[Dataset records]
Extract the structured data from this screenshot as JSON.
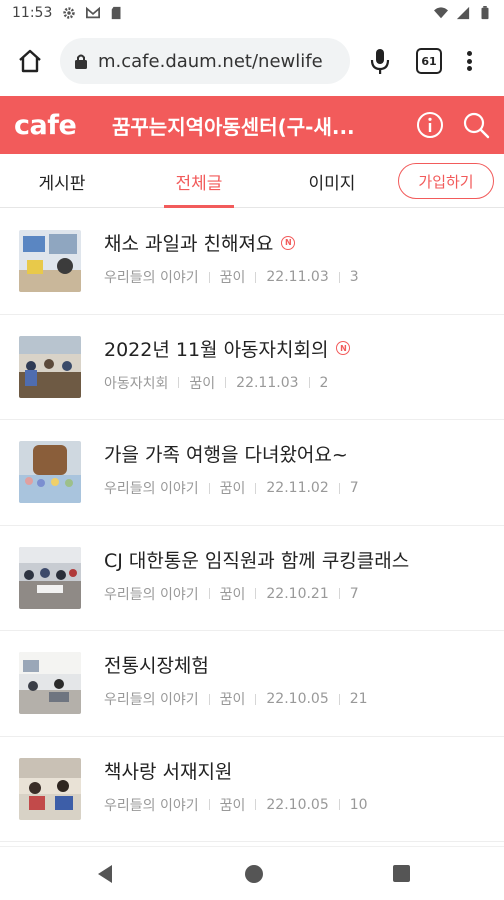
{
  "status_bar": {
    "time": "11:53",
    "icons": [
      "gear-icon",
      "gmail-icon",
      "sd-card-icon",
      "wifi-icon",
      "signal-icon",
      "battery-icon"
    ]
  },
  "browser": {
    "url": "m.cafe.daum.net/newlife",
    "tab_count": "61",
    "icons": [
      "home-icon",
      "lock-icon",
      "mic-icon",
      "tabs-icon",
      "more-vert-icon"
    ]
  },
  "cafe": {
    "logo": "cafe",
    "title": "꿈꾸는지역아동센터(구-새...",
    "accent_color": "#f25b5b"
  },
  "tabs": [
    {
      "label": "게시판",
      "active": false
    },
    {
      "label": "전체글",
      "active": true
    },
    {
      "label": "이미지",
      "active": false
    }
  ],
  "join_label": "가입하기",
  "posts": [
    {
      "title": "채소 과일과 친해져요",
      "new": true,
      "board": "우리들의 이야기",
      "author": "꿈이",
      "date": "22.11.03",
      "comments": "3"
    },
    {
      "title": "2022년 11월 아동자치회의",
      "new": true,
      "board": "아동자치회",
      "author": "꿈이",
      "date": "22.11.03",
      "comments": "2"
    },
    {
      "title": "가을 가족 여행을 다녀왔어요~",
      "new": false,
      "board": "우리들의 이야기",
      "author": "꿈이",
      "date": "22.11.02",
      "comments": "7"
    },
    {
      "title": "CJ 대한통운 임직원과 함께 쿠킹클래스",
      "new": false,
      "board": "우리들의 이야기",
      "author": "꿈이",
      "date": "22.10.21",
      "comments": "7"
    },
    {
      "title": "전통시장체험",
      "new": false,
      "board": "우리들의 이야기",
      "author": "꿈이",
      "date": "22.10.05",
      "comments": "21"
    },
    {
      "title": "책사랑 서재지원",
      "new": false,
      "board": "우리들의 이야기",
      "author": "꿈이",
      "date": "22.10.05",
      "comments": "10"
    }
  ],
  "new_badge": "N"
}
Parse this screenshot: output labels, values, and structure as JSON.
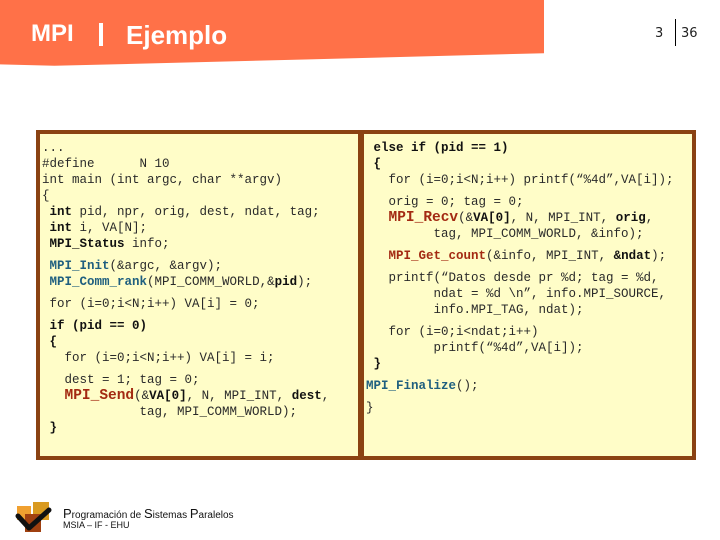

## EXERCISE PROMPT
Give back the whole listing as it stands, minus its pictures.

## OUTPUT OF THE TASK
Extract the structured data from this screenshot as JSON.
{
  "status_bar": {
    "time": "11:53",
    "icons": [
      "gear-icon",
      "gmail-icon",
      "sd-card-icon",
      "wifi-icon",
      "signal-icon",
      "battery-icon"
    ]
  },
  "browser": {
    "url": "m.cafe.daum.net/newlife",
    "tab_count": "61",
    "icons": [
      "home-icon",
      "lock-icon",
      "mic-icon",
      "tabs-icon",
      "more-vert-icon"
    ]
  },
  "cafe": {
    "logo": "cafe",
    "title": "꿈꾸는지역아동센터(구-새...",
    "accent_color": "#f25b5b"
  },
  "tabs": [
    {
      "label": "게시판",
      "active": false
    },
    {
      "label": "전체글",
      "active": true
    },
    {
      "label": "이미지",
      "active": false
    }
  ],
  "join_label": "가입하기",
  "posts": [
    {
      "title": "채소 과일과 친해져요",
      "new": true,
      "board": "우리들의 이야기",
      "author": "꿈이",
      "date": "22.11.03",
      "comments": "3"
    },
    {
      "title": "2022년 11월 아동자치회의",
      "new": true,
      "board": "아동자치회",
      "author": "꿈이",
      "date": "22.11.03",
      "comments": "2"
    },
    {
      "title": "가을 가족 여행을 다녀왔어요~",
      "new": false,
      "board": "우리들의 이야기",
      "author": "꿈이",
      "date": "22.11.02",
      "comments": "7"
    },
    {
      "title": "CJ 대한통운 임직원과 함께 쿠킹클래스",
      "new": false,
      "board": "우리들의 이야기",
      "author": "꿈이",
      "date": "22.10.21",
      "comments": "7"
    },
    {
      "title": "전통시장체험",
      "new": false,
      "board": "우리들의 이야기",
      "author": "꿈이",
      "date": "22.10.05",
      "comments": "21"
    },
    {
      "title": "책사랑 서재지원",
      "new": false,
      "board": "우리들의 이야기",
      "author": "꿈이",
      "date": "22.10.05",
      "comments": "10"
    }
  ],
  "new_badge": "N"
}
Parse this screenshot: output labels, values, and structure as JSON.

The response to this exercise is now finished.